-- Start Supplied records --
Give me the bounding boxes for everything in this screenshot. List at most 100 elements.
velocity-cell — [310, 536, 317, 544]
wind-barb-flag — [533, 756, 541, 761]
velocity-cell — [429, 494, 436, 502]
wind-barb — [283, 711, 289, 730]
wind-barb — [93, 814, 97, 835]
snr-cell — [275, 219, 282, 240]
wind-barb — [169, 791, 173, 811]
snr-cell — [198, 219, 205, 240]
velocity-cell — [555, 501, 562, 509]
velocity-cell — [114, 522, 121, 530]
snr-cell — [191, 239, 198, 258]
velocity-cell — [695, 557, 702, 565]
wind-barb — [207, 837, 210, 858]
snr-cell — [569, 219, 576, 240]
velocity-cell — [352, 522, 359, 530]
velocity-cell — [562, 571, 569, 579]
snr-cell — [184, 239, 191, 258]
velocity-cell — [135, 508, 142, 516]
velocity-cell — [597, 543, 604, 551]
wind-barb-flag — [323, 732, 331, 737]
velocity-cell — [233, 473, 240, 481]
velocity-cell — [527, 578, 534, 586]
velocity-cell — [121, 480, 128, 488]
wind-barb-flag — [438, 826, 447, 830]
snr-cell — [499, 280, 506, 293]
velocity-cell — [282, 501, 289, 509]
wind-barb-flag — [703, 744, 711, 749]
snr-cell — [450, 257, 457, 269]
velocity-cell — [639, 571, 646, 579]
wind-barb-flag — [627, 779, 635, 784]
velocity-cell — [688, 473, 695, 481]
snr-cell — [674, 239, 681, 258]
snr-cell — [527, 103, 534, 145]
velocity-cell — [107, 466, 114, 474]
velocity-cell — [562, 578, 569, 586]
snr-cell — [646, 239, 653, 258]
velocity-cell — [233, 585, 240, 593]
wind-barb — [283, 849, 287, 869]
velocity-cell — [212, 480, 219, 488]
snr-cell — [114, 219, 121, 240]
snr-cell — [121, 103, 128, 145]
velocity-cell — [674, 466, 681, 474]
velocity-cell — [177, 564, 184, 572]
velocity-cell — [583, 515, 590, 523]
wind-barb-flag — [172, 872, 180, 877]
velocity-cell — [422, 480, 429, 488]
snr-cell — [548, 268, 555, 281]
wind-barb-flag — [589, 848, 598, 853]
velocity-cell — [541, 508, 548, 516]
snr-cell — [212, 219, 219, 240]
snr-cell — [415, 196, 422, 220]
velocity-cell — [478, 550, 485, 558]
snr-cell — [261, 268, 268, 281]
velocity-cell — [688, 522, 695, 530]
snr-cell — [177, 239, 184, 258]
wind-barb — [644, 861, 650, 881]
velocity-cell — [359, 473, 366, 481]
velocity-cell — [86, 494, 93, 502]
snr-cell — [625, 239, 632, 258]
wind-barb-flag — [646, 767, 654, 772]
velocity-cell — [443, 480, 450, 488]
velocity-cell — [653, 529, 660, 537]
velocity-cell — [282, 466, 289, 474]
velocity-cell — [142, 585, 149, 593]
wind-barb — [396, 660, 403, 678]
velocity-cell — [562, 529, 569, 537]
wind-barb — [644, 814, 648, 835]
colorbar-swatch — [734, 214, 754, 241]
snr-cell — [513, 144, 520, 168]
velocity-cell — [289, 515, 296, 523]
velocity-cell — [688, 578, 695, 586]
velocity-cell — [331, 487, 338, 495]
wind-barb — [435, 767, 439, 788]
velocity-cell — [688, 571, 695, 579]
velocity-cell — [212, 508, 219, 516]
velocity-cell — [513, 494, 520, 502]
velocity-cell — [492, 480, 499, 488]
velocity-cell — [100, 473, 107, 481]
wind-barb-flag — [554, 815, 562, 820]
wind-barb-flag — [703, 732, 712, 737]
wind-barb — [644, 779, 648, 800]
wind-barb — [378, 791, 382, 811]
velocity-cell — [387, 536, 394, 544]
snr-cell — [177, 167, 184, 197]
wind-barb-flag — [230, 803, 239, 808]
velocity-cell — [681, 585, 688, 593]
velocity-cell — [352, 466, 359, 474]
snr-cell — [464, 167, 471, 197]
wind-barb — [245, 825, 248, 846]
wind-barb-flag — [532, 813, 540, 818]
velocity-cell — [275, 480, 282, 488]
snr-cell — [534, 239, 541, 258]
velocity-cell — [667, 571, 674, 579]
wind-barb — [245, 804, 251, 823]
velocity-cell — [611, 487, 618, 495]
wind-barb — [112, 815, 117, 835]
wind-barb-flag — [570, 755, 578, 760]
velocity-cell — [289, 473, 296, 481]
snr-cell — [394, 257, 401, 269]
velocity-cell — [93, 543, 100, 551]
-- End Supplied records --
**Exercise goal:** Copy the material word for word, from its first line through the line that contains "velocity-cell — [114, 522, 121, 530]", including that line.

**Worked answer:**
Give me the bounding boxes for everything in this screenshot. List at most 100 elements.
velocity-cell — [310, 536, 317, 544]
wind-barb-flag — [533, 756, 541, 761]
velocity-cell — [429, 494, 436, 502]
wind-barb — [283, 711, 289, 730]
wind-barb — [93, 814, 97, 835]
snr-cell — [275, 219, 282, 240]
wind-barb — [169, 791, 173, 811]
snr-cell — [198, 219, 205, 240]
velocity-cell — [555, 501, 562, 509]
velocity-cell — [114, 522, 121, 530]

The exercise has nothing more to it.